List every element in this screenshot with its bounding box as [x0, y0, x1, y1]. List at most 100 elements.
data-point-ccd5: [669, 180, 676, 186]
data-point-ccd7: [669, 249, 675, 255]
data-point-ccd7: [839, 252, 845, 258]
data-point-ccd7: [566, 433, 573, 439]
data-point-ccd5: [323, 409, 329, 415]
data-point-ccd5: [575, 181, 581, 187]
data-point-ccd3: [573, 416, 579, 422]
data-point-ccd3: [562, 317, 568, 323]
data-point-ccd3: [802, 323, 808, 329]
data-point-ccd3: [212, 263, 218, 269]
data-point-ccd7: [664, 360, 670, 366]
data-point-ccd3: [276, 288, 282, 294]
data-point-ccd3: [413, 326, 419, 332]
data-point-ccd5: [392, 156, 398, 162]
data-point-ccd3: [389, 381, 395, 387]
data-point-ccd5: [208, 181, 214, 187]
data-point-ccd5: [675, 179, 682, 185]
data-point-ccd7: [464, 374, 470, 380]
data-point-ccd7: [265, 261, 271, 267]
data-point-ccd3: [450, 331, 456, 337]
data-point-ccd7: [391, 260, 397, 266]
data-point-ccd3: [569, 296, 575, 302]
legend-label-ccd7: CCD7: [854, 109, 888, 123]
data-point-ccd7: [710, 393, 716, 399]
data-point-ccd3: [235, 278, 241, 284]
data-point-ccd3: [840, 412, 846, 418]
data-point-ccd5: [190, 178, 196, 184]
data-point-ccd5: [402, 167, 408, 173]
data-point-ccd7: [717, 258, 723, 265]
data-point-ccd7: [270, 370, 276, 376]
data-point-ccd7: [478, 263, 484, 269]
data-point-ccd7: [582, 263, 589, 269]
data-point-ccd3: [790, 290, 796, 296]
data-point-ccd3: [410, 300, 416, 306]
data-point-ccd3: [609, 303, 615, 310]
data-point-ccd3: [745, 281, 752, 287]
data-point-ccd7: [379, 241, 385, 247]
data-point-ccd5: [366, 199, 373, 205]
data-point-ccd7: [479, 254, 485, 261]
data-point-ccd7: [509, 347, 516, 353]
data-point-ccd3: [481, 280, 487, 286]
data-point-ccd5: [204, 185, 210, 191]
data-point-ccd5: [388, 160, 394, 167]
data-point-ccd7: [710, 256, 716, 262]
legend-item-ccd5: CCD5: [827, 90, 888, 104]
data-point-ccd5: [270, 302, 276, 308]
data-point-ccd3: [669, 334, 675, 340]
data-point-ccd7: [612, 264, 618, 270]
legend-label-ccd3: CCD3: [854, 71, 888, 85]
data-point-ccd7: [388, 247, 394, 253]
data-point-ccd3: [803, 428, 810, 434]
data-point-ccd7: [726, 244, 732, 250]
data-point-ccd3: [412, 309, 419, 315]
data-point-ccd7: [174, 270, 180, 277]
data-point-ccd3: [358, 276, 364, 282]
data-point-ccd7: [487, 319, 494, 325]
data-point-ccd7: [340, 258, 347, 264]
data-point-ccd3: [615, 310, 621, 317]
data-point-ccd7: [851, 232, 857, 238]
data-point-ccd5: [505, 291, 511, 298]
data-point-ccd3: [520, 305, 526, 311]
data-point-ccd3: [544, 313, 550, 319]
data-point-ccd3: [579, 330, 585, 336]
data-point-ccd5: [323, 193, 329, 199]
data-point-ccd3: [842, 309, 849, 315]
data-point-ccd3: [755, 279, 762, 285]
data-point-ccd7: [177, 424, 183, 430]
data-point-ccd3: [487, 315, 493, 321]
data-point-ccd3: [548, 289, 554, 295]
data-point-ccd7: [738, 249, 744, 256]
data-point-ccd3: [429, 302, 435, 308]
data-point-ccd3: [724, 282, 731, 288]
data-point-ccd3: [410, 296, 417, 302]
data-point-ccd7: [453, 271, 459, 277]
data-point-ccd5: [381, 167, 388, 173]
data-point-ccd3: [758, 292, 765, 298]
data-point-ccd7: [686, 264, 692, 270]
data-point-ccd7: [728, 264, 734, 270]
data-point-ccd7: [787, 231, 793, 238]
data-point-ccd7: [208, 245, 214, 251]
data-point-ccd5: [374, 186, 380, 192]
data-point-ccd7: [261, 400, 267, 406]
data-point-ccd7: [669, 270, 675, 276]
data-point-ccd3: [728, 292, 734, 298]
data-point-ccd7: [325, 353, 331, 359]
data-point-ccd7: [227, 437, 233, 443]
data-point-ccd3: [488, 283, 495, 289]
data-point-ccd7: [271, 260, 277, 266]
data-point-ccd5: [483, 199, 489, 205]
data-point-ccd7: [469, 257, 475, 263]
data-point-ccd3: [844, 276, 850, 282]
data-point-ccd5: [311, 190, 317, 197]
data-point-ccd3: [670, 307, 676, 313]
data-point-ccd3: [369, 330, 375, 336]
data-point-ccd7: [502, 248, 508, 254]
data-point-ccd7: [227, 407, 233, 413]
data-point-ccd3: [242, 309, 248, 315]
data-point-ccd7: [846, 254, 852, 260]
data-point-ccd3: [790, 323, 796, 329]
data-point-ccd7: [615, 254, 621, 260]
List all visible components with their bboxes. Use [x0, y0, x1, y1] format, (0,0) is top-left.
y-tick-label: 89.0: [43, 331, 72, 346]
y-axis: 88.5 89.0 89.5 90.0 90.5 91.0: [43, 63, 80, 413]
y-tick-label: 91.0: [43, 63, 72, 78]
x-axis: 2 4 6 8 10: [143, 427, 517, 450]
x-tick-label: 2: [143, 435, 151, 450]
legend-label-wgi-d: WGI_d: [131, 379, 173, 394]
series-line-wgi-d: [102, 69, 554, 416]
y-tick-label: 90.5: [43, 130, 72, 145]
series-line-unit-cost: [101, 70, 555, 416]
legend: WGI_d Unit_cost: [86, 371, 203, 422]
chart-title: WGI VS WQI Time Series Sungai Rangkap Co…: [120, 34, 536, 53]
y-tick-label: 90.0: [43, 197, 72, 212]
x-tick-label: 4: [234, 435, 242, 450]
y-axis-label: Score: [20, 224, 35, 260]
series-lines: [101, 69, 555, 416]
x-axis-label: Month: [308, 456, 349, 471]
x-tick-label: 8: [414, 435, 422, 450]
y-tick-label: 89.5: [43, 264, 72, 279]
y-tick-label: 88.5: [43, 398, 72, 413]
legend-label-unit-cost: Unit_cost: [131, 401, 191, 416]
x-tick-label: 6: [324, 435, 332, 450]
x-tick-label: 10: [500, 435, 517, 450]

### Written problem
Reproduce the material word for word, starting at its first line and ending at the line that contains "data-point-ccd7: [391, 260, 397, 266]", with both of those lines included.

### Final answer
List every element in this screenshot with its bounding box as [x0, y0, x1, y1]. List at most 100 elements.
data-point-ccd5: [669, 180, 676, 186]
data-point-ccd7: [669, 249, 675, 255]
data-point-ccd7: [839, 252, 845, 258]
data-point-ccd7: [566, 433, 573, 439]
data-point-ccd5: [323, 409, 329, 415]
data-point-ccd5: [575, 181, 581, 187]
data-point-ccd3: [573, 416, 579, 422]
data-point-ccd3: [562, 317, 568, 323]
data-point-ccd3: [802, 323, 808, 329]
data-point-ccd3: [212, 263, 218, 269]
data-point-ccd7: [664, 360, 670, 366]
data-point-ccd3: [276, 288, 282, 294]
data-point-ccd3: [413, 326, 419, 332]
data-point-ccd5: [392, 156, 398, 162]
data-point-ccd3: [389, 381, 395, 387]
data-point-ccd5: [208, 181, 214, 187]
data-point-ccd5: [675, 179, 682, 185]
data-point-ccd7: [464, 374, 470, 380]
data-point-ccd7: [265, 261, 271, 267]
data-point-ccd3: [450, 331, 456, 337]
data-point-ccd7: [391, 260, 397, 266]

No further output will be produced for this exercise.